Data excerpts
════════════════

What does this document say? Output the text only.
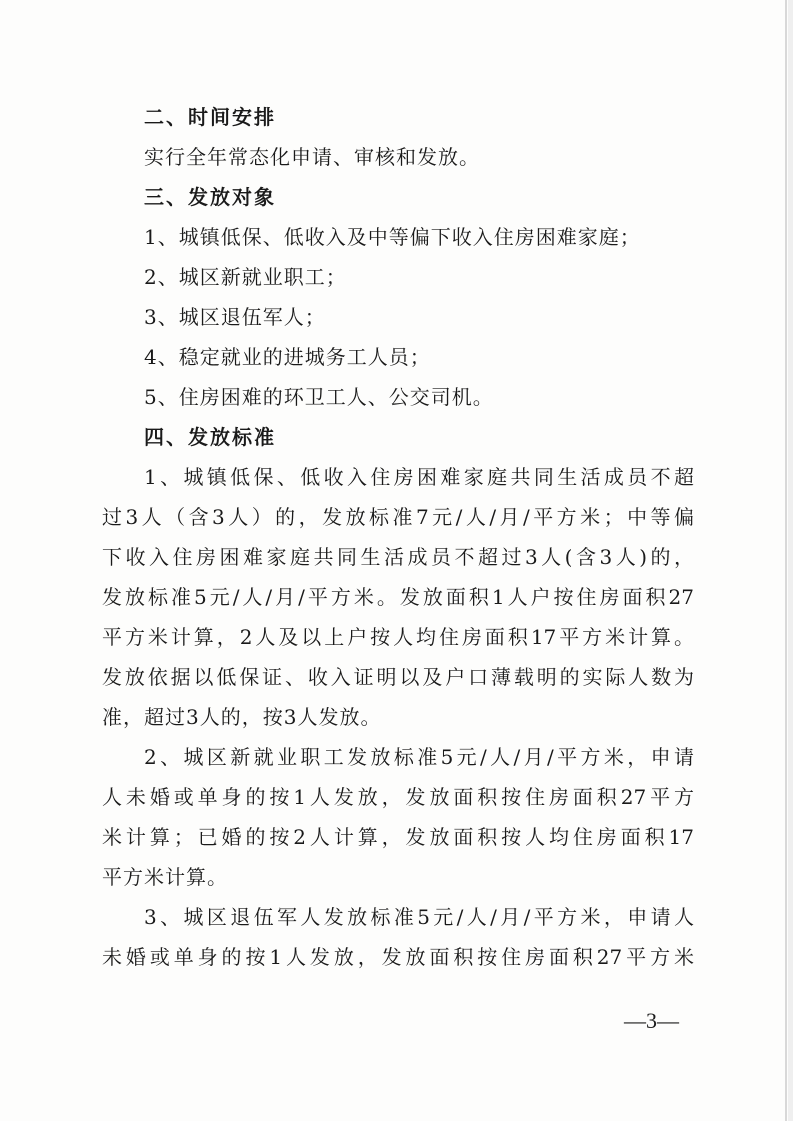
二、时间安排
实行全年常态化申请、审核和发放。
三、发放对象
1、城镇低保、低收入及中等偏下收入住房困难家庭；
2、城区新就业职工；
3、城区退伍军人；
4、稳定就业的进城务工人员；
5、住房困难的环卫工人、公交司机。
四、发放标准
1、城镇低保、低收入住房困难家庭共同生活成员不超
过3人（含3人）的，发放标准7元/人/月/平方米；中等偏
下收入住房困难家庭共同生活成员不超过3人(含3人)的，
发放标准5元/人/月/平方米。发放面积1人户按住房面积27
平方米计算，2人及以上户按人均住房面积17平方米计算。
发放依据以低保证、收入证明以及户口薄载明的实际人数为
准，超过3人的，按3人发放。
2、城区新就业职工发放标准5元/人/月/平方米，申请
人未婚或单身的按1人发放，发放面积按住房面积27平方
米计算；已婚的按2人计算，发放面积按人均住房面积17
平方米计算。
3、城区退伍军人发放标准5元/人/月/平方米，申请人
未婚或单身的按1人发放，发放面积按住房面积27平方米
—3—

════════════════

» **What this task involves**
A faithful copy of the records above is needed, with the pictures left out.

» **Correct result**
What does this document say? Output the text only.
二、时间安排
实行全年常态化申请、审核和发放。
三、发放对象
1、城镇低保、低收入及中等偏下收入住房困难家庭；
2、城区新就业职工；
3、城区退伍军人；
4、稳定就业的进城务工人员；
5、住房困难的环卫工人、公交司机。
四、发放标准
1、城镇低保、低收入住房困难家庭共同生活成员不超
过3人（含3人）的，发放标准7元/人/月/平方米；中等偏
下收入住房困难家庭共同生活成员不超过3人(含3人)的，
发放标准5元/人/月/平方米。发放面积1人户按住房面积27
平方米计算，2人及以上户按人均住房面积17平方米计算。
发放依据以低保证、收入证明以及户口薄载明的实际人数为
准，超过3人的，按3人发放。
2、城区新就业职工发放标准5元/人/月/平方米，申请
人未婚或单身的按1人发放，发放面积按住房面积27平方
米计算；已婚的按2人计算，发放面积按人均住房面积17
平方米计算。
3、城区退伍军人发放标准5元/人/月/平方米，申请人
未婚或单身的按1人发放，发放面积按住房面积27平方米
—3—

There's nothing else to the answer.